_Assignment_
Please set down each line of the material exactly.

_Data for review_
+ + + + +

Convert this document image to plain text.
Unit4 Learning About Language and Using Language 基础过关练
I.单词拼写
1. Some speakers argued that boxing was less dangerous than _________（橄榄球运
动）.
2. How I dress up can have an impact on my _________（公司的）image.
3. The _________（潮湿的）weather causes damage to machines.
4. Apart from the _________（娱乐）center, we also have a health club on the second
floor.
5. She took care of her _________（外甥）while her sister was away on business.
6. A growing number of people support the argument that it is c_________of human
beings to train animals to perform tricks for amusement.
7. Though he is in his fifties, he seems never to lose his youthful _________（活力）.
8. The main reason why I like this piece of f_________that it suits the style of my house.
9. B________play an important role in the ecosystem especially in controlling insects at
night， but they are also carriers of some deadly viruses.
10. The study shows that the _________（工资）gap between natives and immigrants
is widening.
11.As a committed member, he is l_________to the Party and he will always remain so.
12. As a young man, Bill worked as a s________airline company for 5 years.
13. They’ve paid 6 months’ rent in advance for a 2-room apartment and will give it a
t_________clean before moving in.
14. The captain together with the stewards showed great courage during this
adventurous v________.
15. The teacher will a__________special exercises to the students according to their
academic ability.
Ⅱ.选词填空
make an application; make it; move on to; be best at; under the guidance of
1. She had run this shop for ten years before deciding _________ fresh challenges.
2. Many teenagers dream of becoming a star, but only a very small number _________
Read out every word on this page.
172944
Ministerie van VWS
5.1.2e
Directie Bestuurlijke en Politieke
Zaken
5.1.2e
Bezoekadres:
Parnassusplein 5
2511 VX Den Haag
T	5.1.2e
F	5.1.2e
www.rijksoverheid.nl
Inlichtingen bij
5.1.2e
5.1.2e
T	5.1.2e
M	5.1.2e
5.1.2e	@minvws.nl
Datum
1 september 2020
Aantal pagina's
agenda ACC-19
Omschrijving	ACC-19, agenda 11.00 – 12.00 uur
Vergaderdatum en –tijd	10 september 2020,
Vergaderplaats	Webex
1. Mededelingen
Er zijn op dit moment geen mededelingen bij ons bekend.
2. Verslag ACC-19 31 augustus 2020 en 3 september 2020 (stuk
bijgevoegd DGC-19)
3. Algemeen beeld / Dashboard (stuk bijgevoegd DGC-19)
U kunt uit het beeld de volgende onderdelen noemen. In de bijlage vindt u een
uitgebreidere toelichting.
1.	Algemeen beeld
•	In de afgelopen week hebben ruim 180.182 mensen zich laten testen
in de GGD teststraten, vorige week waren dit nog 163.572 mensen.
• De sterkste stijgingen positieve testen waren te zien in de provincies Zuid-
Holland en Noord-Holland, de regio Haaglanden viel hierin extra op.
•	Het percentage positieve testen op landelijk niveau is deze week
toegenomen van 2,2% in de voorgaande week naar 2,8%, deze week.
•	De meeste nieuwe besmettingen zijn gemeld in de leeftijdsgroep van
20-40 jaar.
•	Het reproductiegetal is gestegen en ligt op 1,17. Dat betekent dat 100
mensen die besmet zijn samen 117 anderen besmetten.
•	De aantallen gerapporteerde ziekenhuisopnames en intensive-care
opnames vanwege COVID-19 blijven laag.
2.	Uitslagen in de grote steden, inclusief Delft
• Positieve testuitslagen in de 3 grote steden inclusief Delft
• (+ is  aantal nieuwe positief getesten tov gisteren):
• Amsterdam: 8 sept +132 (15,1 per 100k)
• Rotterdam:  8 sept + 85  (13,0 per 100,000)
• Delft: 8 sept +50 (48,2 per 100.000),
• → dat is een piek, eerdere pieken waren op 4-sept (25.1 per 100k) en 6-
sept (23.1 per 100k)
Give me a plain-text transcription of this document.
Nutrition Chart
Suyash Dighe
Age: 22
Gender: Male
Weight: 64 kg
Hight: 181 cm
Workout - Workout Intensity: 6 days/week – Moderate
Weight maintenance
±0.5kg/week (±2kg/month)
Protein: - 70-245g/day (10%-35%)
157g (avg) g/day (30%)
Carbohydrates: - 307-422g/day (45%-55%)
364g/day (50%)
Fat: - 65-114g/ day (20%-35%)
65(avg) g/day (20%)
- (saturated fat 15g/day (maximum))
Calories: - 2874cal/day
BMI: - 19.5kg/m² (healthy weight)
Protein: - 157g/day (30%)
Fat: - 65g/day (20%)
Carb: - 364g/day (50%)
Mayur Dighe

+ + + + +

_Task response_
Convert this document image to plain text.
Unit4 Learning About Language and Using Language 基础过关练
I.单词拼写
1. Some speakers argued that boxing was less dangerous than _________（橄榄球运
动）.
2. How I dress up can have an impact on my _________（公司的）image.
3. The _________（潮湿的）weather causes damage to machines.
4. Apart from the _________（娱乐）center, we also have a health club on the second
floor.
5. She took care of her _________（外甥）while her sister was away on business.
6. A growing number of people support the argument that it is c_________of human
beings to train animals to perform tricks for amusement.
7. Though he is in his fifties, he seems never to lose his youthful _________（活力）.
8. The main reason why I like this piece of f_________that it suits the style of my house.
9. B________play an important role in the ecosystem especially in controlling insects at
night， but they are also carriers of some deadly viruses.
10. The study shows that the _________（工资）gap between natives and immigrants
is widening.
11.As a committed member, he is l_________to the Party and he will always remain so.
12. As a young man, Bill worked as a s________airline company for 5 years.
13. They’ve paid 6 months’ rent in advance for a 2-room apartment and will give it a
t_________clean before moving in.
14. The captain together with the stewards showed great courage during this
adventurous v________.
15. The teacher will a__________special exercises to the students according to their
academic ability.
Ⅱ.选词填空
make an application; make it; move on to; be best at; under the guidance of
1. She had run this shop for ten years before deciding _________ fresh challenges.
2. Many teenagers dream of becoming a star, but only a very small number _________
Read out every word on this page.
172944
Ministerie van VWS
5.1.2e
Directie Bestuurlijke en Politieke
Zaken
5.1.2e
Bezoekadres:
Parnassusplein 5
2511 VX Den Haag
T	5.1.2e
F	5.1.2e
www.rijksoverheid.nl
Inlichtingen bij
5.1.2e
5.1.2e
T	5.1.2e
M	5.1.2e
5.1.2e	@minvws.nl
Datum
1 september 2020
Aantal pagina's
agenda ACC-19
Omschrijving	ACC-19, agenda 11.00 – 12.00 uur
Vergaderdatum en –tijd	10 september 2020,
Vergaderplaats	Webex
1. Mededelingen
Er zijn op dit moment geen mededelingen bij ons bekend.
2. Verslag ACC-19 31 augustus 2020 en 3 september 2020 (stuk
bijgevoegd DGC-19)
3. Algemeen beeld / Dashboard (stuk bijgevoegd DGC-19)
U kunt uit het beeld de volgende onderdelen noemen. In de bijlage vindt u een
uitgebreidere toelichting.
1.	Algemeen beeld
•	In de afgelopen week hebben ruim 180.182 mensen zich laten testen
in de GGD teststraten, vorige week waren dit nog 163.572 mensen.
• De sterkste stijgingen positieve testen waren te zien in de provincies Zuid-
Holland en Noord-Holland, de regio Haaglanden viel hierin extra op.
•	Het percentage positieve testen op landelijk niveau is deze week
toegenomen van 2,2% in de voorgaande week naar 2,8%, deze week.
•	De meeste nieuwe besmettingen zijn gemeld in de leeftijdsgroep van
20-40 jaar.
•	Het reproductiegetal is gestegen en ligt op 1,17. Dat betekent dat 100
mensen die besmet zijn samen 117 anderen besmetten.
•	De aantallen gerapporteerde ziekenhuisopnames en intensive-care
opnames vanwege COVID-19 blijven laag.
2.	Uitslagen in de grote steden, inclusief Delft
• Positieve testuitslagen in de 3 grote steden inclusief Delft
• (+ is  aantal nieuwe positief getesten tov gisteren):
• Amsterdam: 8 sept +132 (15,1 per 100k)
• Rotterdam:  8 sept + 85  (13,0 per 100,000)
• Delft: 8 sept +50 (48,2 per 100.000),
• → dat is een piek, eerdere pieken waren op 4-sept (25.1 per 100k) en 6-
sept (23.1 per 100k)
Give me a plain-text transcription of this document.
Nutrition Chart
Suyash Dighe
Age: 22
Gender: Male
Weight: 64 kg
Hight: 181 cm
Workout - Workout Intensity: 6 days/week – Moderate
Weight maintenance
±0.5kg/week (±2kg/month)
Protein: - 70-245g/day (10%-35%)
157g (avg) g/day (30%)
Carbohydrates: - 307-422g/day (45%-55%)
364g/day (50%)
Fat: - 65-114g/ day (20%-35%)
65(avg) g/day (20%)
- (saturated fat 15g/day (maximum))
Calories: - 2874cal/day
BMI: - 19.5kg/m² (healthy weight)
Protein: - 157g/day (30%)
Fat: - 65g/day (20%)
Carb: - 364g/day (50%)
Mayur Dighe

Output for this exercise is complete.